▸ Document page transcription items
********

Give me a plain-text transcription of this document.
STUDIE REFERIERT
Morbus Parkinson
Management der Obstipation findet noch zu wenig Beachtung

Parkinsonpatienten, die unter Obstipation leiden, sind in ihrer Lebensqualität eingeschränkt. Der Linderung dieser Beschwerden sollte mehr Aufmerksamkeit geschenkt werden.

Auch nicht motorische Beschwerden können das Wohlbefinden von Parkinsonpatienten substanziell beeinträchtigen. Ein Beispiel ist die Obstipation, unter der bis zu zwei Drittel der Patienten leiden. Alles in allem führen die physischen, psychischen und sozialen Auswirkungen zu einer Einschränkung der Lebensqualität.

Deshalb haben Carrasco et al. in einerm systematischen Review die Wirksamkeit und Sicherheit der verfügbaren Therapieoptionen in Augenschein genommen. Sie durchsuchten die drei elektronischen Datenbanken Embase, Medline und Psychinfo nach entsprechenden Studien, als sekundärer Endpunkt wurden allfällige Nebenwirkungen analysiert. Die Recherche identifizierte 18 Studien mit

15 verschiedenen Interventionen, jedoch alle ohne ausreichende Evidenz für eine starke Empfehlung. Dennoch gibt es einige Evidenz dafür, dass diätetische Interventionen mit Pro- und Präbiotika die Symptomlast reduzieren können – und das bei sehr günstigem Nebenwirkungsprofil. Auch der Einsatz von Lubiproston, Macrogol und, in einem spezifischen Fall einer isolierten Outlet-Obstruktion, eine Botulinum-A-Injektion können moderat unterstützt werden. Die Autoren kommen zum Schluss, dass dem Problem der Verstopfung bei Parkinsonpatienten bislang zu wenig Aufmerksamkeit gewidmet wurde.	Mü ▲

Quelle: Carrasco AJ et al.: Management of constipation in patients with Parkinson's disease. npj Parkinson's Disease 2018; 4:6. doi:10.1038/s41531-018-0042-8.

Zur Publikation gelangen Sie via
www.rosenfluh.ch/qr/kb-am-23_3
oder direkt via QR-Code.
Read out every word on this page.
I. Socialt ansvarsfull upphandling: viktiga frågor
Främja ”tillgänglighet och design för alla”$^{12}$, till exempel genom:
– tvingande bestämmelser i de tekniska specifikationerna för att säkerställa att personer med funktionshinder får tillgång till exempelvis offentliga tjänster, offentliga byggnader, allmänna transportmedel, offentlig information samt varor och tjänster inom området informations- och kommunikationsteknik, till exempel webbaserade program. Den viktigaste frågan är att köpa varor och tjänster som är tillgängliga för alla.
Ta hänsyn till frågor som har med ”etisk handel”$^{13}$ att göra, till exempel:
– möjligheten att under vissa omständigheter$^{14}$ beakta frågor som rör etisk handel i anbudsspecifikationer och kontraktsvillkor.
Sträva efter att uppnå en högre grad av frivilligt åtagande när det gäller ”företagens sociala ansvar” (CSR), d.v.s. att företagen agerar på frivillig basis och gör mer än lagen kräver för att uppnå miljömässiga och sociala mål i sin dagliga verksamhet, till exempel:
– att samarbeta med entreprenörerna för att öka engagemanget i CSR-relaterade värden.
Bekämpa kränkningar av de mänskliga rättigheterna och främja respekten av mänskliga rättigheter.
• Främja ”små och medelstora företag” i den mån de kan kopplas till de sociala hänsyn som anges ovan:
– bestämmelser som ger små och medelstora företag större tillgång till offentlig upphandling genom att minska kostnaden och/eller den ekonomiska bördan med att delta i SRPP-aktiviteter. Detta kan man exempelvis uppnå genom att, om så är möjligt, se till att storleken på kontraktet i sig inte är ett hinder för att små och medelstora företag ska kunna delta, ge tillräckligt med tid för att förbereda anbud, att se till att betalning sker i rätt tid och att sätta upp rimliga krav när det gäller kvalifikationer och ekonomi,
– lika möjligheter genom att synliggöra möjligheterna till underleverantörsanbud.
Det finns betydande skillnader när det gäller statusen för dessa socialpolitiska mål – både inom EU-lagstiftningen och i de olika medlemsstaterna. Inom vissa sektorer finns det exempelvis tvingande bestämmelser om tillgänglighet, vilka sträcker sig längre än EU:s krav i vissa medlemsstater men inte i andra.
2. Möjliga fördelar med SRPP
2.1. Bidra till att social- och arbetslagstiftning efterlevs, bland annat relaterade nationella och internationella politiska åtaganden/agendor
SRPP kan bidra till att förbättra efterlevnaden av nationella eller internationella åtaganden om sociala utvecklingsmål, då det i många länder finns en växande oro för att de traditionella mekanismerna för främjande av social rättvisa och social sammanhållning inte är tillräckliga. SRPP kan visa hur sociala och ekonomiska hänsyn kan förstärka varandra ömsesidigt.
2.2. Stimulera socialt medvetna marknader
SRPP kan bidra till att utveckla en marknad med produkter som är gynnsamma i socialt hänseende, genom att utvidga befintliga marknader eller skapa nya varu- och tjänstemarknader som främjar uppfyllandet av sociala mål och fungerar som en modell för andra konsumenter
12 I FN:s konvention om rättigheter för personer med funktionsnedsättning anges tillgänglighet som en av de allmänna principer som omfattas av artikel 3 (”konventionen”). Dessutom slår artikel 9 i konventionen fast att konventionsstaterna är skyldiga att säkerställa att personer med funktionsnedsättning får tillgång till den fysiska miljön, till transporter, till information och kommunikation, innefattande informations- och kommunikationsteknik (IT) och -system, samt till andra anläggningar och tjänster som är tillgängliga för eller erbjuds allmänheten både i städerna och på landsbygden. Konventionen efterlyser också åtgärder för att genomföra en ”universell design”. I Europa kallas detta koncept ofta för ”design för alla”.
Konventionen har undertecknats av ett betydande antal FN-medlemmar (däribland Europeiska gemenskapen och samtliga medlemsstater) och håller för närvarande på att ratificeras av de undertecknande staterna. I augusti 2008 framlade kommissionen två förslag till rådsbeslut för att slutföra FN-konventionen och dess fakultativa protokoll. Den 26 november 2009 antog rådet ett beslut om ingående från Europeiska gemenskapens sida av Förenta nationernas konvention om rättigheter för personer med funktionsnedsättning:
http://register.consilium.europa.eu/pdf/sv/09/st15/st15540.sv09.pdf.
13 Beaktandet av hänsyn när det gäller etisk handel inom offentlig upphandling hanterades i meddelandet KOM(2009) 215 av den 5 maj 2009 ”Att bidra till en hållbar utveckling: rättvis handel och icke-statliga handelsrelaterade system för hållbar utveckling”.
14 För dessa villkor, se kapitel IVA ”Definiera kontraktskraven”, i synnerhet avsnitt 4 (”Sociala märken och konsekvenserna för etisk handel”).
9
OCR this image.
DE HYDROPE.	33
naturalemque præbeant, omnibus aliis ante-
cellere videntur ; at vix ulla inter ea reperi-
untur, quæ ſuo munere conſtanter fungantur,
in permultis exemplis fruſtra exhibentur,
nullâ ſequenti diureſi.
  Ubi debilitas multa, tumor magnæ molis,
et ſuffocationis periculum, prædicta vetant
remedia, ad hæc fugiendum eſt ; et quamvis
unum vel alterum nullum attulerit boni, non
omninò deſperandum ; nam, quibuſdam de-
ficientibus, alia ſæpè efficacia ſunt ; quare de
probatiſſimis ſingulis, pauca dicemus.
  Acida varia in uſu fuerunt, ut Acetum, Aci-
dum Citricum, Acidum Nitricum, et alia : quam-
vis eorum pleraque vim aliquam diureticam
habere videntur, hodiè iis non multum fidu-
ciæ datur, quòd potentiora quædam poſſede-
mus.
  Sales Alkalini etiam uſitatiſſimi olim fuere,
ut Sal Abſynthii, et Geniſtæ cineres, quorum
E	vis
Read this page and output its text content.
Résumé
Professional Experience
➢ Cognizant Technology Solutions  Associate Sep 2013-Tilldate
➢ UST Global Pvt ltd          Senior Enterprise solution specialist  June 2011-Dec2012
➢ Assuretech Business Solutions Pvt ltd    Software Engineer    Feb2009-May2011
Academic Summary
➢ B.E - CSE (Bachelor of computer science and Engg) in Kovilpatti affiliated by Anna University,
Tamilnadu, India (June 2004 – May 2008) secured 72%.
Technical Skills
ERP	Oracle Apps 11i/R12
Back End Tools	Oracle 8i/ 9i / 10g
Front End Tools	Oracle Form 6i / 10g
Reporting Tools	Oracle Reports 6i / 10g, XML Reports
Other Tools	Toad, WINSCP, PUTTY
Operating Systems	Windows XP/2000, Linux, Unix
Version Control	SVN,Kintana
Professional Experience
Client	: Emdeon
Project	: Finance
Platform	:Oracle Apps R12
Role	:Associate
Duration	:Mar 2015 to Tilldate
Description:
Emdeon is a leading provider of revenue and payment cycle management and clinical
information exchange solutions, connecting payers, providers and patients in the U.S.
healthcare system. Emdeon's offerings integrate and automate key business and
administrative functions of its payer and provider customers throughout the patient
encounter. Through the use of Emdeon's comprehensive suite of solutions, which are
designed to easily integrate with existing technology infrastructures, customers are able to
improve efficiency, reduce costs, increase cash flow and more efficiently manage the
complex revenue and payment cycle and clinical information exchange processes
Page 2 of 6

********

▸ Work item
Search the data for "exchange". Copy every matching line.

▸ Result
information exchange solutions, connecting payers, providers and patients in the U.S.
complex revenue and payment cycle and clinical information exchange processes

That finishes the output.